───── Material for this exercise ─────

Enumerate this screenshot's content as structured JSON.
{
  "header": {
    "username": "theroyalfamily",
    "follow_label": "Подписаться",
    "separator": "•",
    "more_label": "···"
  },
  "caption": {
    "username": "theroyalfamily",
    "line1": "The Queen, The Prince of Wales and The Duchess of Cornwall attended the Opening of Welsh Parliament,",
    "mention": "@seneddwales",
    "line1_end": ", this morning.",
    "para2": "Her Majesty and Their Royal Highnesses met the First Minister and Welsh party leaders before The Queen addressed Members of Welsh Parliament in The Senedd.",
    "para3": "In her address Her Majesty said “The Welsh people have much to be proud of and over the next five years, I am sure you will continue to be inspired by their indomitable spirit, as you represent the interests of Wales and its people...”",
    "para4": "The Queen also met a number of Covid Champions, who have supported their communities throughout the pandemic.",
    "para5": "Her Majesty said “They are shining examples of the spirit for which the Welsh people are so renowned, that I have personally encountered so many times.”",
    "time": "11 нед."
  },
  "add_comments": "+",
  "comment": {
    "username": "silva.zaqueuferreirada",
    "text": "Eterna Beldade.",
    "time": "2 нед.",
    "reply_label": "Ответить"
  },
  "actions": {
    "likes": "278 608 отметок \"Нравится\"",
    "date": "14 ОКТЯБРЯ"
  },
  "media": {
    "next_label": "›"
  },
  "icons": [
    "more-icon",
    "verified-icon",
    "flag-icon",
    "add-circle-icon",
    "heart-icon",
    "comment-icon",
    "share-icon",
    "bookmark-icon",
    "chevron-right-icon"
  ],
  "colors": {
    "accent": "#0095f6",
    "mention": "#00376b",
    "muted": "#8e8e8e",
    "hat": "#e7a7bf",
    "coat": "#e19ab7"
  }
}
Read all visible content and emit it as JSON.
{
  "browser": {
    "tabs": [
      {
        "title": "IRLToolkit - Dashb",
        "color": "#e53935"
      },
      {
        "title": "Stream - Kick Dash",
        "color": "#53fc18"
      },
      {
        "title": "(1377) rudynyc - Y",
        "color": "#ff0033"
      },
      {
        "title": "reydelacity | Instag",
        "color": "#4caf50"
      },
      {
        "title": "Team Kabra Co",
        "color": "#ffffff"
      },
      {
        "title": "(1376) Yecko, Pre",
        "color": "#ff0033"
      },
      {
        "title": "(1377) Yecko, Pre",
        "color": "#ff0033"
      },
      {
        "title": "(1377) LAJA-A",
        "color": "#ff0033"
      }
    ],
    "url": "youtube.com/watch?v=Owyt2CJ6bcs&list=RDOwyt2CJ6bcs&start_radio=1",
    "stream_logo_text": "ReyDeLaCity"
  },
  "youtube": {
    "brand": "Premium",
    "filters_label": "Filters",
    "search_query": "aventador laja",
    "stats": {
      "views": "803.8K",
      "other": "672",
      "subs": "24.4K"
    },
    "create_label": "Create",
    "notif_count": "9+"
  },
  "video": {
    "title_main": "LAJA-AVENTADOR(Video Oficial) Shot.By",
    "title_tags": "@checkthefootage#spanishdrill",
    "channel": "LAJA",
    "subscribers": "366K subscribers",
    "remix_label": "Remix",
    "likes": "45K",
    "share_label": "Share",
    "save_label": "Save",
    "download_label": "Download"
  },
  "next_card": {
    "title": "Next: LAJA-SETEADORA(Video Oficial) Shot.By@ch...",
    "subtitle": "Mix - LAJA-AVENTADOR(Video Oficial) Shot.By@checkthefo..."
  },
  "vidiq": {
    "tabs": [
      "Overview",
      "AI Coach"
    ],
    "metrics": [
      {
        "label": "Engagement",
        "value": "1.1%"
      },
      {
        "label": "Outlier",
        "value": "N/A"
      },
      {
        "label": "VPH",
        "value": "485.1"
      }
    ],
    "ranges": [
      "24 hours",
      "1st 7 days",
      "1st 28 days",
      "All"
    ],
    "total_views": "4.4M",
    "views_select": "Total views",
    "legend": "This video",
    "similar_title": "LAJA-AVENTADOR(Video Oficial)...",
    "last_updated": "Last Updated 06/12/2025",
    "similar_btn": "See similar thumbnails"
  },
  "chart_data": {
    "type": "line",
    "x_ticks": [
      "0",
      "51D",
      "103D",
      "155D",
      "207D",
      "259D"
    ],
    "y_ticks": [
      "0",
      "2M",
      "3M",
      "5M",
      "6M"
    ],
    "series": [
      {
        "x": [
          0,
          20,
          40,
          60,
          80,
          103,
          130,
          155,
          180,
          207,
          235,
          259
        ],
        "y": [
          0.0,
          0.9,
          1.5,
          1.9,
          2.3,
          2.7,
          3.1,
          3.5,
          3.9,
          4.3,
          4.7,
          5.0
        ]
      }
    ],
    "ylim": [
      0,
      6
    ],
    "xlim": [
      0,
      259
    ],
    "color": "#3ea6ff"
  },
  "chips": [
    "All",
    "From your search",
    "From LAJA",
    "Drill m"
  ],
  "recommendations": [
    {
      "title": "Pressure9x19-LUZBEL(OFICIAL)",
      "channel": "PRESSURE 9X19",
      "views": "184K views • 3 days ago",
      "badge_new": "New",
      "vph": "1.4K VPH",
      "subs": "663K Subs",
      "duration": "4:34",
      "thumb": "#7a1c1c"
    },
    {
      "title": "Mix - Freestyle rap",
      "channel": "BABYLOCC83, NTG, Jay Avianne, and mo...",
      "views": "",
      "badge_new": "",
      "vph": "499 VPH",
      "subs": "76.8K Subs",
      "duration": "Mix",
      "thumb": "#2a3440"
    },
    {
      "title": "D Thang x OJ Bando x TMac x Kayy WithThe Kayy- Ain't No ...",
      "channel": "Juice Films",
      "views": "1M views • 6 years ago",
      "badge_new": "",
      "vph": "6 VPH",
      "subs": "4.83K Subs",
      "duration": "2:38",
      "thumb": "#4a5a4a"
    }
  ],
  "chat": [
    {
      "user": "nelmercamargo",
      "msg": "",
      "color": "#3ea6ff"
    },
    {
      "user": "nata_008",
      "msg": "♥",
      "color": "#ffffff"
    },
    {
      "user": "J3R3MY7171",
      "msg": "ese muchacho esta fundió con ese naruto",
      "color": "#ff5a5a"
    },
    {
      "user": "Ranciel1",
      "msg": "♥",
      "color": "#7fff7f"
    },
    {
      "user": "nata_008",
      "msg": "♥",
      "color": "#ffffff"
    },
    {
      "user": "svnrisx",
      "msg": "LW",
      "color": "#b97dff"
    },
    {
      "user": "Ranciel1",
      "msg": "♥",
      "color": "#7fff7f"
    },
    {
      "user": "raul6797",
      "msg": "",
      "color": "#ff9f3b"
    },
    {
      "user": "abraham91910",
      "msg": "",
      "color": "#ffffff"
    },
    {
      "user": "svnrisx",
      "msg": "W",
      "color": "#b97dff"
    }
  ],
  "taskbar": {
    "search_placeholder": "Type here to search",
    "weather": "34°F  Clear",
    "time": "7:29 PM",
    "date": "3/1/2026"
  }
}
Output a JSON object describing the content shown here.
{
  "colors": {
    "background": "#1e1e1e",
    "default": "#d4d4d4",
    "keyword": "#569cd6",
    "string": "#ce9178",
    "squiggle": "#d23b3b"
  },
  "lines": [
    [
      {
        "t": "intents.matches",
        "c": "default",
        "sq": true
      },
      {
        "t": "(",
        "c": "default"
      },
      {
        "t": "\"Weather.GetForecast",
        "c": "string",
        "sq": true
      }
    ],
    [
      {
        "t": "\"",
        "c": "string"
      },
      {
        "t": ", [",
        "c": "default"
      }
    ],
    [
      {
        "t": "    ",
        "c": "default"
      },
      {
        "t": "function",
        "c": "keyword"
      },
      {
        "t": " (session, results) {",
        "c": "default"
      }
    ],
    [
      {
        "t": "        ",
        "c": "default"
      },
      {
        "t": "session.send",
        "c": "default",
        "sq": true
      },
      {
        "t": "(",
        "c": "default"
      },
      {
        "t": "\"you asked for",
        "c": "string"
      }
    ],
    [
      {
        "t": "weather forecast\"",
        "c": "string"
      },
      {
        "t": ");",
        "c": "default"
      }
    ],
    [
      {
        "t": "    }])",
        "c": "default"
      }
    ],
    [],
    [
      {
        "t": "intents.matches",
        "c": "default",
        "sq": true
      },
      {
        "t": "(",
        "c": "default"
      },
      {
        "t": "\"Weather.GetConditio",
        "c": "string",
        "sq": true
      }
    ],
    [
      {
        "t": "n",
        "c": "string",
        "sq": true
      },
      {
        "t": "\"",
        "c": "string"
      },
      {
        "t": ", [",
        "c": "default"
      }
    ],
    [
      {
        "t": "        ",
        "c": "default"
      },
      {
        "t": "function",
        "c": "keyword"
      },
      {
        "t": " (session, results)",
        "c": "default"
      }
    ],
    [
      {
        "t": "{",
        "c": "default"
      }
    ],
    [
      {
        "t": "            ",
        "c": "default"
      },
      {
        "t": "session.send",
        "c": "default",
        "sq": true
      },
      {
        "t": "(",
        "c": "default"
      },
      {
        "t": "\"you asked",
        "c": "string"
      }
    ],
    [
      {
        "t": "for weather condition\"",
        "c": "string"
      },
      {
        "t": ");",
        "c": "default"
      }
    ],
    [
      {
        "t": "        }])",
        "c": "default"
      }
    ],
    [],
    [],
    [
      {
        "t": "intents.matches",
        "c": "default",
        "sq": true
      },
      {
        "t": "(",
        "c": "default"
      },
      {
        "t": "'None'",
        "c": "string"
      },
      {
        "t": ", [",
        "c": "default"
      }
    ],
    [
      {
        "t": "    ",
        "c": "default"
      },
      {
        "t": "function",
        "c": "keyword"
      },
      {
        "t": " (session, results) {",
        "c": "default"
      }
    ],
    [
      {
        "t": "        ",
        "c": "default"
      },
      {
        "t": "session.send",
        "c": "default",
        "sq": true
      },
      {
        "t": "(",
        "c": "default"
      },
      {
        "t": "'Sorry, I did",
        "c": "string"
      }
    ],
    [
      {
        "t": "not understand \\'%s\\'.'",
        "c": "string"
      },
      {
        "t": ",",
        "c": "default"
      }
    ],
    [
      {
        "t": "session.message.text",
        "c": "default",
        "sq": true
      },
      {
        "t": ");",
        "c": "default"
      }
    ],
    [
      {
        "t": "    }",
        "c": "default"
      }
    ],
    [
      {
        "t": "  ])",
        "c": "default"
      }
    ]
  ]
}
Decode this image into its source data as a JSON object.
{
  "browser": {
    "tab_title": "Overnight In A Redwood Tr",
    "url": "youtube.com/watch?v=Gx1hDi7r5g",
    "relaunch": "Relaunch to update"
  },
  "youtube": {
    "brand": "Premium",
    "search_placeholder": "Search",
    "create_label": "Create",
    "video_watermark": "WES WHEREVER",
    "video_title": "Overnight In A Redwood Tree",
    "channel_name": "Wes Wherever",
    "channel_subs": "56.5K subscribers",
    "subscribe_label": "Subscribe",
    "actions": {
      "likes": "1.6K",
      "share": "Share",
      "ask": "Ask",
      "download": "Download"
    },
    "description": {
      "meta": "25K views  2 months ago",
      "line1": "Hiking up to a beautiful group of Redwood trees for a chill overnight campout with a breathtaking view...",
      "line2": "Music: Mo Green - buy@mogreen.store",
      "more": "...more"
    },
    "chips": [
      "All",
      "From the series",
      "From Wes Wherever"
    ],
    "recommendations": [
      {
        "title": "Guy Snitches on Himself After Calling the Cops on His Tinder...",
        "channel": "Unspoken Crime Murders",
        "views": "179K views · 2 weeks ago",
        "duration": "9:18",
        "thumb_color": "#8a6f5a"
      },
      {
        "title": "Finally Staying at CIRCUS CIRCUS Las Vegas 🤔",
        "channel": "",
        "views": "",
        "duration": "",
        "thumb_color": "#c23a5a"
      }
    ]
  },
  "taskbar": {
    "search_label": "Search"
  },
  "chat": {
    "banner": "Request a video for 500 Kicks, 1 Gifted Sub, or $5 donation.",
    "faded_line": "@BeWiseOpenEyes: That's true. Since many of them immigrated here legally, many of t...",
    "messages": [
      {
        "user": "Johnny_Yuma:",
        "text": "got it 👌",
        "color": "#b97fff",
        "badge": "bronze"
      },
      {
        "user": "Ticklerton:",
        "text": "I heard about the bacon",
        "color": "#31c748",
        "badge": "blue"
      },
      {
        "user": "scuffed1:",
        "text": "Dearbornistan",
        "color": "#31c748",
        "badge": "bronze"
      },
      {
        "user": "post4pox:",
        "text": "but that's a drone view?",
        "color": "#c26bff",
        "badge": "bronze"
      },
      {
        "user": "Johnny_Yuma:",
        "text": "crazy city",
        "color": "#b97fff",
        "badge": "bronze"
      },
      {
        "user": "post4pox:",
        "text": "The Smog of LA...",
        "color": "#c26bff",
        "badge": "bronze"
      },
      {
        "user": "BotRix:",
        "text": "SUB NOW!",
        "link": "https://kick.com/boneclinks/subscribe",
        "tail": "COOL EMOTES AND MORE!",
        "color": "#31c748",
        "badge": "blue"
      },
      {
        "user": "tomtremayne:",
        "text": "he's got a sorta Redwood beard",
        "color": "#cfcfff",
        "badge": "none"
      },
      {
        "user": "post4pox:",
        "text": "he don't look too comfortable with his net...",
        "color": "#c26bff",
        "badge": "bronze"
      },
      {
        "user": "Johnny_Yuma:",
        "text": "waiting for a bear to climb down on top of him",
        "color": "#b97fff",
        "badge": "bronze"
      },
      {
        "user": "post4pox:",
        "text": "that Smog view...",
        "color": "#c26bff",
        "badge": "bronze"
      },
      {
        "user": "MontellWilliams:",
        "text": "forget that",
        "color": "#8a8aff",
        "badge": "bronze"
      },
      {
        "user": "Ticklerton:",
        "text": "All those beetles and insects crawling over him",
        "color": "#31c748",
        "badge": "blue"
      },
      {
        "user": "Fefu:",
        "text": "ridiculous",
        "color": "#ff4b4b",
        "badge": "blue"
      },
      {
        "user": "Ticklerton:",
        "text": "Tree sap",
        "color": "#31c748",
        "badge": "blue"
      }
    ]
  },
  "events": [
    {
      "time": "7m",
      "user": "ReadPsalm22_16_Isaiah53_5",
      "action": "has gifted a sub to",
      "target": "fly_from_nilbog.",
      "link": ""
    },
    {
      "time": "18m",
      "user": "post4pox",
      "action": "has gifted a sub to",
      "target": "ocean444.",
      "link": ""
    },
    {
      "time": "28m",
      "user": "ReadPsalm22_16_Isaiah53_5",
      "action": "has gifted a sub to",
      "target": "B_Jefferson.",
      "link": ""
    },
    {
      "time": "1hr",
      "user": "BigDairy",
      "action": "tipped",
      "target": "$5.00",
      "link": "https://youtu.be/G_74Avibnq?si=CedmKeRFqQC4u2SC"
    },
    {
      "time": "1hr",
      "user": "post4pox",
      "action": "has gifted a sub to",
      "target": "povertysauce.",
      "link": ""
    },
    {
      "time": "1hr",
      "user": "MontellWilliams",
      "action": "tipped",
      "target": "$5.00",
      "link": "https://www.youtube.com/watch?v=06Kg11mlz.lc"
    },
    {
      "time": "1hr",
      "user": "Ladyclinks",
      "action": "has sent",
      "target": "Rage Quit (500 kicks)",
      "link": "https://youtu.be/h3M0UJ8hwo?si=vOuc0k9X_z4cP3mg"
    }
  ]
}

─────

## Written request
Some lines of the data above may hold the word "Redwood"; report how many do, and nothing else.

## Output of the task
4